Exercise aim: Restate the records that follow word for word; no pictures should appear.
+ + + + + + +
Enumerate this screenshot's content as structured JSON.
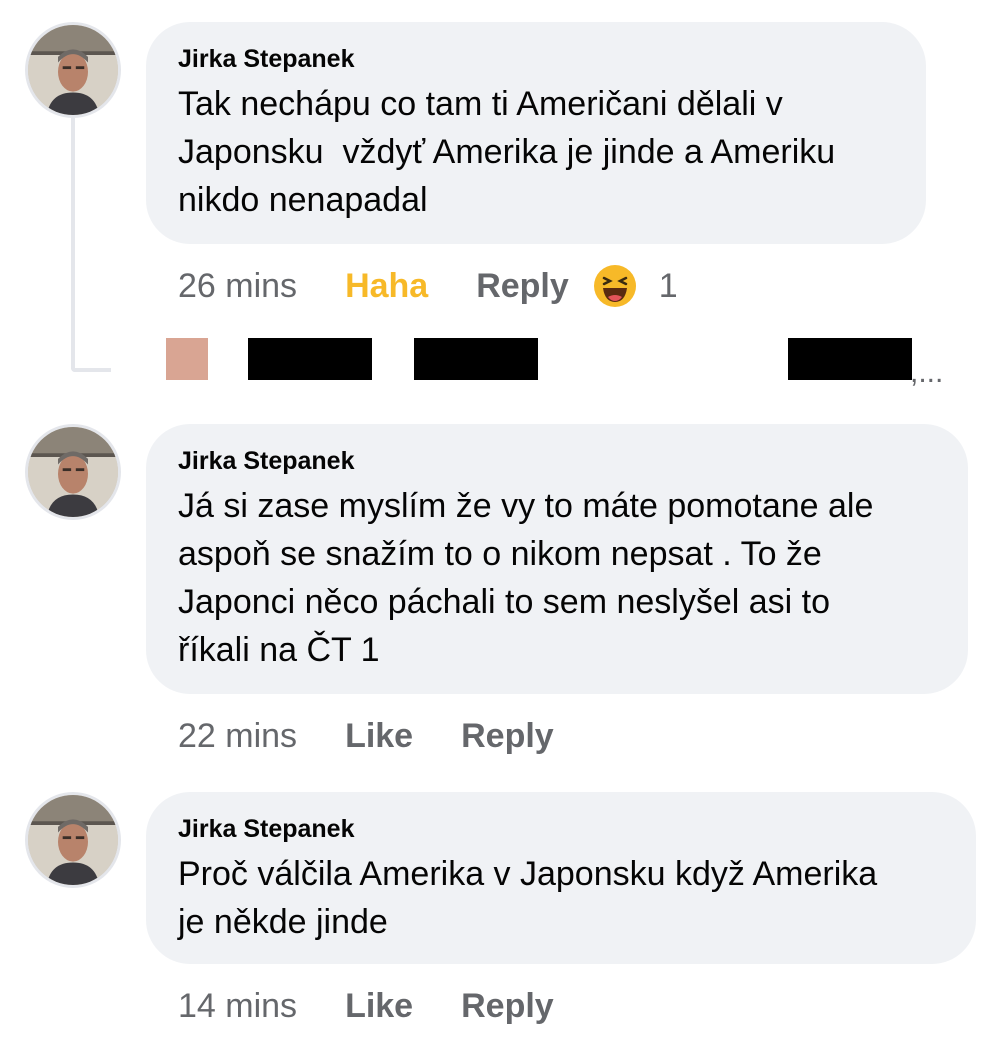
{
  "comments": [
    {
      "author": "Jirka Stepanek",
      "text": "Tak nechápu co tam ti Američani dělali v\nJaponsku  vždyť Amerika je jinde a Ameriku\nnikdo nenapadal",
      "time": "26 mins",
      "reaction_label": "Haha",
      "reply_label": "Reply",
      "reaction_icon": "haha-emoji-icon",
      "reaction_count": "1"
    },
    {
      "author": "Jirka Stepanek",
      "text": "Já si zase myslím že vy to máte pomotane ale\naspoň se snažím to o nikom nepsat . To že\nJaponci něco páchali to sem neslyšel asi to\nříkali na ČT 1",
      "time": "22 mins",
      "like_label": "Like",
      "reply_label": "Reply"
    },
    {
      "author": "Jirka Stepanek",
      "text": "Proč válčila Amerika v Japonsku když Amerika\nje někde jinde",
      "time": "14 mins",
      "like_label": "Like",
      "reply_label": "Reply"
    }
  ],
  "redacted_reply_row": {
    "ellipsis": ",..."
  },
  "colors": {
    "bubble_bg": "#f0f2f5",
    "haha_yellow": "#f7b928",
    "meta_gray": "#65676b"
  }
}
+ + + + + + +
Expected answer:
Enumerate this screenshot's content as structured JSON.
{
  "comments": [
    {
      "author": "Jirka Stepanek",
      "text": "Tak nechápu co tam ti Američani dělali v\nJaponsku  vždyť Amerika je jinde a Ameriku\nnikdo nenapadal",
      "time": "26 mins",
      "reaction_label": "Haha",
      "reply_label": "Reply",
      "reaction_icon": "haha-emoji-icon",
      "reaction_count": "1"
    },
    {
      "author": "Jirka Stepanek",
      "text": "Já si zase myslím že vy to máte pomotane ale\naspoň se snažím to o nikom nepsat . To že\nJaponci něco páchali to sem neslyšel asi to\nříkali na ČT 1",
      "time": "22 mins",
      "like_label": "Like",
      "reply_label": "Reply"
    },
    {
      "author": "Jirka Stepanek",
      "text": "Proč válčila Amerika v Japonsku když Amerika\nje někde jinde",
      "time": "14 mins",
      "like_label": "Like",
      "reply_label": "Reply"
    }
  ],
  "redacted_reply_row": {
    "ellipsis": ",..."
  },
  "colors": {
    "bubble_bg": "#f0f2f5",
    "haha_yellow": "#f7b928",
    "meta_gray": "#65676b"
  }
}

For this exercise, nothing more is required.